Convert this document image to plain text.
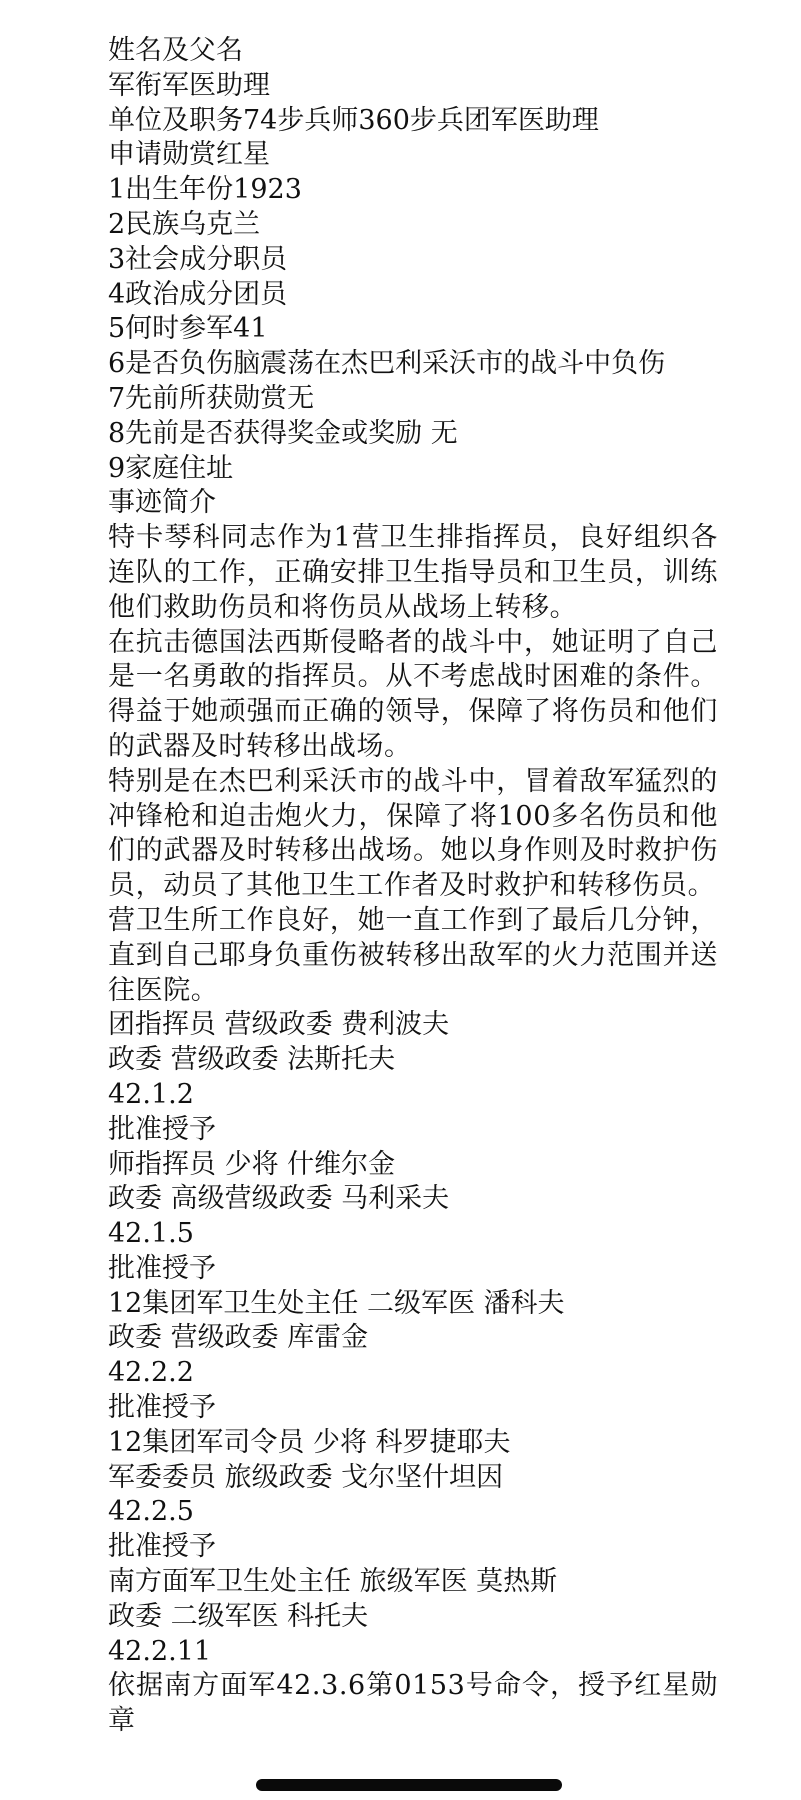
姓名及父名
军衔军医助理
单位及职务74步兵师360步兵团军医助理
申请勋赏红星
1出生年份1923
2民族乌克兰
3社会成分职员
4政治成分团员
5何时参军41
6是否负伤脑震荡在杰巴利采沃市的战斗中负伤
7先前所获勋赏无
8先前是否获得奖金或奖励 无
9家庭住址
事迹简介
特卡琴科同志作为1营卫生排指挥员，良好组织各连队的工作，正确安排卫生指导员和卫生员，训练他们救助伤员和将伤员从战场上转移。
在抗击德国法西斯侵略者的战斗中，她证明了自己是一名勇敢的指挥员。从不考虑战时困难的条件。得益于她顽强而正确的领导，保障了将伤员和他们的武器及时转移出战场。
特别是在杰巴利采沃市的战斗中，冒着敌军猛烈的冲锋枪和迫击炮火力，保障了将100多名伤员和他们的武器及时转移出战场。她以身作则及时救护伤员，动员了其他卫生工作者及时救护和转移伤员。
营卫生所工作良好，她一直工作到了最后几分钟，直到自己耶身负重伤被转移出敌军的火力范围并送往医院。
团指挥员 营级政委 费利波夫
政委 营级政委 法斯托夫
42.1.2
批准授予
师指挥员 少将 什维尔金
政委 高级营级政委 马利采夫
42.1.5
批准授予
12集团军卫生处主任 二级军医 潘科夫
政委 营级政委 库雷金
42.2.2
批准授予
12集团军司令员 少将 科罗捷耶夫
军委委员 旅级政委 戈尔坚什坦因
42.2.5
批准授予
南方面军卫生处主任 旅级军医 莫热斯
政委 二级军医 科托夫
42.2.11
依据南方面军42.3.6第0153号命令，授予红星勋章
····················
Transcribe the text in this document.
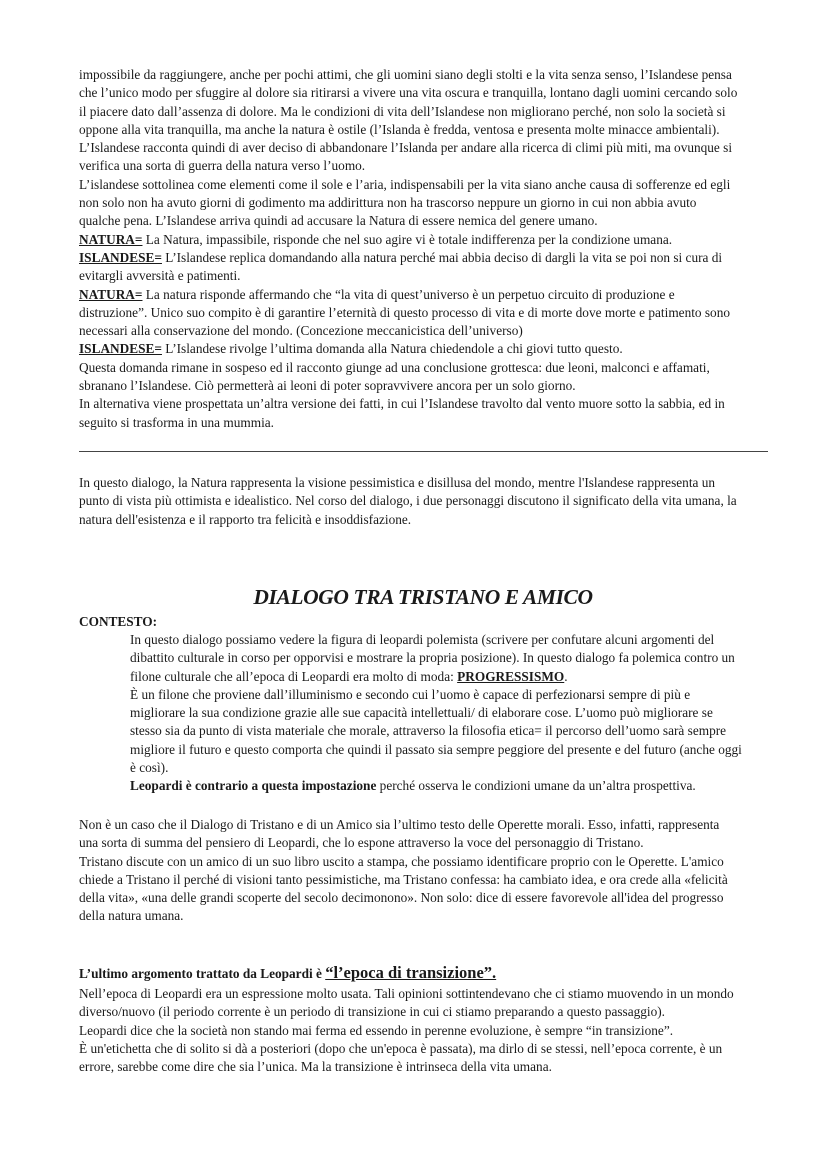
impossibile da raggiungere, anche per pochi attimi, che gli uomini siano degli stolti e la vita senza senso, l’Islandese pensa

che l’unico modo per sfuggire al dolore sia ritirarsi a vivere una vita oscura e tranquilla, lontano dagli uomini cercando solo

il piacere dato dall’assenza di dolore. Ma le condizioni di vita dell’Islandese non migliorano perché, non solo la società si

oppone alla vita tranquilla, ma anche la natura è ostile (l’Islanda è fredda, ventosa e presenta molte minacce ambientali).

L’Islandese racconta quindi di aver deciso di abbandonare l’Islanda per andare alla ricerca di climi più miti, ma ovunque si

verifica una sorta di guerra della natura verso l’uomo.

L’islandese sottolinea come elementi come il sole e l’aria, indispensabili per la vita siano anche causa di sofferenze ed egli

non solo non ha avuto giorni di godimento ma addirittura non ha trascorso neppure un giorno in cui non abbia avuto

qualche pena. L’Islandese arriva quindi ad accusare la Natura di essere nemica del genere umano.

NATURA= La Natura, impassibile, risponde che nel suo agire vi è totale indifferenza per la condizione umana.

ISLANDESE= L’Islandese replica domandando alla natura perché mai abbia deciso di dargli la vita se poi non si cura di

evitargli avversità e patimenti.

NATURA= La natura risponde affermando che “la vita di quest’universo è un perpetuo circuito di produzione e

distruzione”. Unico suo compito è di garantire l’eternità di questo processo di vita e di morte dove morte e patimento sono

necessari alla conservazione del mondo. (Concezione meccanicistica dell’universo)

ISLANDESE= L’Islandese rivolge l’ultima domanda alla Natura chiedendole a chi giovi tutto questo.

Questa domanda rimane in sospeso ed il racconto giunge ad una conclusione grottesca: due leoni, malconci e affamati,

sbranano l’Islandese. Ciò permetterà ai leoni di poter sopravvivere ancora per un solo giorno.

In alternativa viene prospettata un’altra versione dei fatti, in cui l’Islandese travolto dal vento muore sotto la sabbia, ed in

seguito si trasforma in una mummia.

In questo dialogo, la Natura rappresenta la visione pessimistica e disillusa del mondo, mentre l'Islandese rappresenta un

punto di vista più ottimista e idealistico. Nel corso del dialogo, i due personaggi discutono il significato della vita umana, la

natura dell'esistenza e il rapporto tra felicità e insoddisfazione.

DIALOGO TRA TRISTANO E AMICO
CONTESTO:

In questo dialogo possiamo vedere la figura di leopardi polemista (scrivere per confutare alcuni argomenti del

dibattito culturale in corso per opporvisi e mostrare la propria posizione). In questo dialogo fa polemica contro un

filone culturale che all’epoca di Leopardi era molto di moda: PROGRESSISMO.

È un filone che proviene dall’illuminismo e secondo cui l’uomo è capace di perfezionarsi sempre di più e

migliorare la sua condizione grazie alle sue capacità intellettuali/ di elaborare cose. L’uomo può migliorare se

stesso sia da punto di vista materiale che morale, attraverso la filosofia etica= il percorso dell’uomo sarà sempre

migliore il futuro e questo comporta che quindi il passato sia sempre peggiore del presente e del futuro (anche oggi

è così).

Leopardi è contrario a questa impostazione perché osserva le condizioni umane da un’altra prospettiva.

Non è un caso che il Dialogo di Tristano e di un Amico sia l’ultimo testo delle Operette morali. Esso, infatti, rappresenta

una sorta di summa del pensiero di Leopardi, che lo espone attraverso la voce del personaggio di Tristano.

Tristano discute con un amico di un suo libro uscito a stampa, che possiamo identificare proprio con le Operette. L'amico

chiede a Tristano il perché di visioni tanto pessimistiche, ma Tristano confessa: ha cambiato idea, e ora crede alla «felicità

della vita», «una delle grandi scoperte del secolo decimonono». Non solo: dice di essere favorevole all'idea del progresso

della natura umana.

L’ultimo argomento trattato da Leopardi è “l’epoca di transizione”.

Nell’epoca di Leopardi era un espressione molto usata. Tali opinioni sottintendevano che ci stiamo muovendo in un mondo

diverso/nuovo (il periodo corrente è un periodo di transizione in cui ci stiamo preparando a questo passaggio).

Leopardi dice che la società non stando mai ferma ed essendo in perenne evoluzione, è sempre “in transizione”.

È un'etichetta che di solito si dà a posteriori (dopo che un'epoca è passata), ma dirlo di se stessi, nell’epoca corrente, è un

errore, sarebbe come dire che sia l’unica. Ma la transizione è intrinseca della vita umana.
····················
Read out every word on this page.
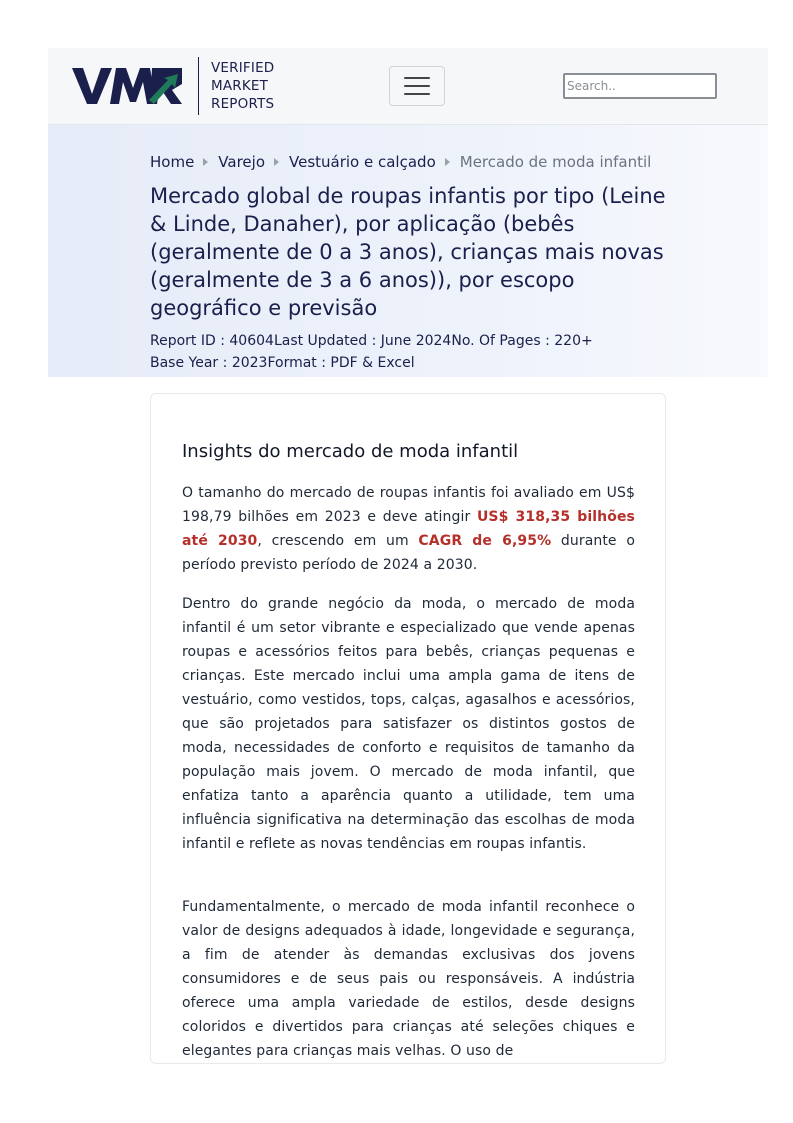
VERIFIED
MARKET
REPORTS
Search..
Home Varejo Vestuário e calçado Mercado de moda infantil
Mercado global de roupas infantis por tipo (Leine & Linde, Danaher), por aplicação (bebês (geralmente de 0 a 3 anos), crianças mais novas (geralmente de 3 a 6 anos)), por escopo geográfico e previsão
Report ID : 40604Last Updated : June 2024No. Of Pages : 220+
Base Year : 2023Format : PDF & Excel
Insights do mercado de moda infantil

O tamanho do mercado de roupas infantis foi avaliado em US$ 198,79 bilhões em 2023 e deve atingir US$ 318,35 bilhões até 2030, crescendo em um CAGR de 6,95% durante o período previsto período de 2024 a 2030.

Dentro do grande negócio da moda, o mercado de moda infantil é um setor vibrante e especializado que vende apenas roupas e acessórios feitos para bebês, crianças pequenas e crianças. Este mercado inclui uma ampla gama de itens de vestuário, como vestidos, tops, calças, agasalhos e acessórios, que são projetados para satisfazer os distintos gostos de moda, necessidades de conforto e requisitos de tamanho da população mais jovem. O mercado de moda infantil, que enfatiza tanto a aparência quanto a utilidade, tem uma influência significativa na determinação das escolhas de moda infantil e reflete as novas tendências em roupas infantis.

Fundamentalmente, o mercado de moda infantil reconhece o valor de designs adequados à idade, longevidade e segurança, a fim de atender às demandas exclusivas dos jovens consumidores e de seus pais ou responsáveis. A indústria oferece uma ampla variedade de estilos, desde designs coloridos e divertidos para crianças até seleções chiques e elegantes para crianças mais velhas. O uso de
····················
State how many lines of the listing include "Islanda", and nothing more.

(ANSWER BELOW) 2